** START OF TASK INPUT **

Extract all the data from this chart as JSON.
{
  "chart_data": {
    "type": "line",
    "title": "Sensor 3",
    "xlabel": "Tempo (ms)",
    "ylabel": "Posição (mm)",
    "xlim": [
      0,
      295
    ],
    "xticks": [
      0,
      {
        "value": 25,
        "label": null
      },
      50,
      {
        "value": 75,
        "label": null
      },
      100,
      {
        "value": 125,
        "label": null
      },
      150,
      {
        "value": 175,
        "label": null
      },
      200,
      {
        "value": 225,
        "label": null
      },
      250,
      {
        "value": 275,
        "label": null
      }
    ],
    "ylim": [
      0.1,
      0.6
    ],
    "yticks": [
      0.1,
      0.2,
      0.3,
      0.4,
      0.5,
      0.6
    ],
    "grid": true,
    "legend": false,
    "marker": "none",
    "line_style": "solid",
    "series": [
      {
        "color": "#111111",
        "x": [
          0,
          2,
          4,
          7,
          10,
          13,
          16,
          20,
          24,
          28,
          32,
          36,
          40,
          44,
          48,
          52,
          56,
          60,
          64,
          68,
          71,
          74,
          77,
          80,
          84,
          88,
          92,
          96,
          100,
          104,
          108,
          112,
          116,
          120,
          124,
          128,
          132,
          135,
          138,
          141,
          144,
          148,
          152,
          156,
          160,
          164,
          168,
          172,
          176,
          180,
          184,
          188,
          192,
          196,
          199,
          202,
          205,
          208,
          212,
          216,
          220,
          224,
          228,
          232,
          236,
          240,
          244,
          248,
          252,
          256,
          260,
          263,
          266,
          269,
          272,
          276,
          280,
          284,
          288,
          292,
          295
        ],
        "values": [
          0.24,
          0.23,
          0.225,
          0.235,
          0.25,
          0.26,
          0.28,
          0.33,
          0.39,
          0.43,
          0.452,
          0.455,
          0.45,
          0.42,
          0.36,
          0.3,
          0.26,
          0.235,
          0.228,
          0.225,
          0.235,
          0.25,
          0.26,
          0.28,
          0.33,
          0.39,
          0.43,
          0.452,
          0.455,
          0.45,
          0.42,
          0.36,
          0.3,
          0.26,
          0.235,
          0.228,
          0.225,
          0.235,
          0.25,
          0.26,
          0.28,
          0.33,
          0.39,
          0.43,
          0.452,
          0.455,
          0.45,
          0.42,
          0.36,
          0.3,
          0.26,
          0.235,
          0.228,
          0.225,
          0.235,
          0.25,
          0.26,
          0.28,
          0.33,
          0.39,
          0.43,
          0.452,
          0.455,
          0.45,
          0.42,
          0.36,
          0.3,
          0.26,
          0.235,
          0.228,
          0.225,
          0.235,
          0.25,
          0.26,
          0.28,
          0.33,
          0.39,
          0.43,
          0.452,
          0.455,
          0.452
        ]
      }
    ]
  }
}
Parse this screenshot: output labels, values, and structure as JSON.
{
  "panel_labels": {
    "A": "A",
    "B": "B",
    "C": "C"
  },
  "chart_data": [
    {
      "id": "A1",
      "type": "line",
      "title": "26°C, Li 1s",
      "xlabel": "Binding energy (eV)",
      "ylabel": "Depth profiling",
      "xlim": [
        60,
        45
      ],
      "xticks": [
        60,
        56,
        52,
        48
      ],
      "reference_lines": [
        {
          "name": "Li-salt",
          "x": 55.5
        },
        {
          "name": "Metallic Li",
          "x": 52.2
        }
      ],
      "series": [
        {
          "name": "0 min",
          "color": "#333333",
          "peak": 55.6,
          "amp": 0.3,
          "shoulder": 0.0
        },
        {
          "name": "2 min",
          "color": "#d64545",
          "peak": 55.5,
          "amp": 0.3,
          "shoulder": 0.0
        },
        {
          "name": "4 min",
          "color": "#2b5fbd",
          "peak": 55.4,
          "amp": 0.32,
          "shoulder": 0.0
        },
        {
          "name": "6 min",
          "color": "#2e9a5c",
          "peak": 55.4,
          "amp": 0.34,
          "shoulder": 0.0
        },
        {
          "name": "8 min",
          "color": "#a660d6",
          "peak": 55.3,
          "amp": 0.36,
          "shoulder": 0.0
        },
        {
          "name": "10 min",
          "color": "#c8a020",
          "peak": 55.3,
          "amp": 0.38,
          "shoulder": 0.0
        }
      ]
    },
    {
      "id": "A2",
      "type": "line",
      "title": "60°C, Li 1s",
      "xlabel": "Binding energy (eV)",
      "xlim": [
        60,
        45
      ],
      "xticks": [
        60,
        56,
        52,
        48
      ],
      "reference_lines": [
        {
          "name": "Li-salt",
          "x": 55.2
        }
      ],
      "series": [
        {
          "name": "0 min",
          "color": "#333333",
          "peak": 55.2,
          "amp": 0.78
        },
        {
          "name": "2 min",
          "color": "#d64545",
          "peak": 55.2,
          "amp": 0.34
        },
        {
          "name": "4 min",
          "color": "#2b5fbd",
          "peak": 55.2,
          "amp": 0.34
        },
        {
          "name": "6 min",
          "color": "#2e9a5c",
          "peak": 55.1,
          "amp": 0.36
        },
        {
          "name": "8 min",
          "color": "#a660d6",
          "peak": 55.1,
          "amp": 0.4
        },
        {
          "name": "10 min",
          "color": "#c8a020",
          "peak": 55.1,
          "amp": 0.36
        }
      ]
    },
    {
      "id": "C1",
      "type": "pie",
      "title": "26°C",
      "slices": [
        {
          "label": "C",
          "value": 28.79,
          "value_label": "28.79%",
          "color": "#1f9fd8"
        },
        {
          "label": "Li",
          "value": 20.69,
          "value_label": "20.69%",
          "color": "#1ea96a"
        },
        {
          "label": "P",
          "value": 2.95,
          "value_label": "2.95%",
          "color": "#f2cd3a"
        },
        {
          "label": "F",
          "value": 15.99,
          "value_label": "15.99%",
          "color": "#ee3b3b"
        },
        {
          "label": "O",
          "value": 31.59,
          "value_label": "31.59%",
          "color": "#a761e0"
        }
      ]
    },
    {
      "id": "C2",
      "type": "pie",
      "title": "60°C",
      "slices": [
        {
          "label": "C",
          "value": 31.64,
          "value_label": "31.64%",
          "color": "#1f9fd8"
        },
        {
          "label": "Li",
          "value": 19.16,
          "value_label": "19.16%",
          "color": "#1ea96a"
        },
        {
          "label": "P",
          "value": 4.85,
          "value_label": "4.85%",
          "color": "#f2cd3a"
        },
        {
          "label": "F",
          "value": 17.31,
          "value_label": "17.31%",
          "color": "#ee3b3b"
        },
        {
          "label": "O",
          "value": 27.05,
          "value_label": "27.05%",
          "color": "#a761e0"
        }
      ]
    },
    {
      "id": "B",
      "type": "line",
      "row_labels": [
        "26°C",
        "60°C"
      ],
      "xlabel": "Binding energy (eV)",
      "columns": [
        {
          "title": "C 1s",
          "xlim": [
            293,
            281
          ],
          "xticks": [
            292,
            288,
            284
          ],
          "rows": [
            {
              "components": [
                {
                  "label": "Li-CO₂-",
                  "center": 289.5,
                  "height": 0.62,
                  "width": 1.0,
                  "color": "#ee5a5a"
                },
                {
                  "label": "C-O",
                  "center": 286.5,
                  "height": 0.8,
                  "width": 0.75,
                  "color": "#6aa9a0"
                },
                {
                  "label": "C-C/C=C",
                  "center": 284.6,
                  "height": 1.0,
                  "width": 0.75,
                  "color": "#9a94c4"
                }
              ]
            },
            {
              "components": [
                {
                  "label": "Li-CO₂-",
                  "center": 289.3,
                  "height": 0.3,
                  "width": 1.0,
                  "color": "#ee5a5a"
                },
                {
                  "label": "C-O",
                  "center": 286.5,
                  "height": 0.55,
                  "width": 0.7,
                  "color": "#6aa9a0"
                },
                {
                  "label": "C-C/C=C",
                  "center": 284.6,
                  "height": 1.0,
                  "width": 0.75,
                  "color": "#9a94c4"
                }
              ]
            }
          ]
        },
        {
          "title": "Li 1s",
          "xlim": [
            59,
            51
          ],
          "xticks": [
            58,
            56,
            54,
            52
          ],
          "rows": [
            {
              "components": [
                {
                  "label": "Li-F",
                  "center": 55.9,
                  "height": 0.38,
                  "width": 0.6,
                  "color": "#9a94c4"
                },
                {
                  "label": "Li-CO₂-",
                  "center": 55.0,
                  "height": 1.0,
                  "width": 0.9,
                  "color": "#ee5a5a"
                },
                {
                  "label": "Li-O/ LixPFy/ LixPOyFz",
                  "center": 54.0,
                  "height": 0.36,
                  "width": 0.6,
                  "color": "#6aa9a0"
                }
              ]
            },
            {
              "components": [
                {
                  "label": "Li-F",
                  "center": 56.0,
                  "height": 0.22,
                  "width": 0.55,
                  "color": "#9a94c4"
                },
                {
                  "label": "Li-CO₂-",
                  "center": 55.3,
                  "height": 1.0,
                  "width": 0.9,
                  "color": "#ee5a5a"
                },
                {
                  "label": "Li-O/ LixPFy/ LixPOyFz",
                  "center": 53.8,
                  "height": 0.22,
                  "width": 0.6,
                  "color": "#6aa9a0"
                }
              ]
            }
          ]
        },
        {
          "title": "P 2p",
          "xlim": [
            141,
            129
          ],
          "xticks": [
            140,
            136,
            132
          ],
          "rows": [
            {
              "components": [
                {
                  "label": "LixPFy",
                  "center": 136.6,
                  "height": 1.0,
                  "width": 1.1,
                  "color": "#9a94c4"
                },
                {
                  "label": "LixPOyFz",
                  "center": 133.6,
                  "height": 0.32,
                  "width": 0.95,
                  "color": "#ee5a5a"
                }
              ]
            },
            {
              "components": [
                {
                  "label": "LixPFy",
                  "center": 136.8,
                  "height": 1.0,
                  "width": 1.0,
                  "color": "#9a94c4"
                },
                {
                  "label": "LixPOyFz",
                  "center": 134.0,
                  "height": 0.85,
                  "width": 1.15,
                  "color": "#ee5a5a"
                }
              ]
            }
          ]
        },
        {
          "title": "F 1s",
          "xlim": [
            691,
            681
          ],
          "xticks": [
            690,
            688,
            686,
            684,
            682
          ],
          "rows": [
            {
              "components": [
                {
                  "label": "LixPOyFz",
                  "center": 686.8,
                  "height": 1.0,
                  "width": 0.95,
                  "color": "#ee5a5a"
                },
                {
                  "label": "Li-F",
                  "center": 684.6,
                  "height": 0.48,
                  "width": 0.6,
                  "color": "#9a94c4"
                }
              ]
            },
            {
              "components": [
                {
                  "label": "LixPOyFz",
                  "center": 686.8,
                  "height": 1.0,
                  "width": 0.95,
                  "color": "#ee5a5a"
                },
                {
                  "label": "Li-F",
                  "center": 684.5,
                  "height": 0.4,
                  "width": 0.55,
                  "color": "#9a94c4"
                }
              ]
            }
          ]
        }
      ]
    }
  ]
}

** END OF TASK INPUT **

Give only the number of lines in the data that hold the string "title".

ANSWER TO THIS TASK — 9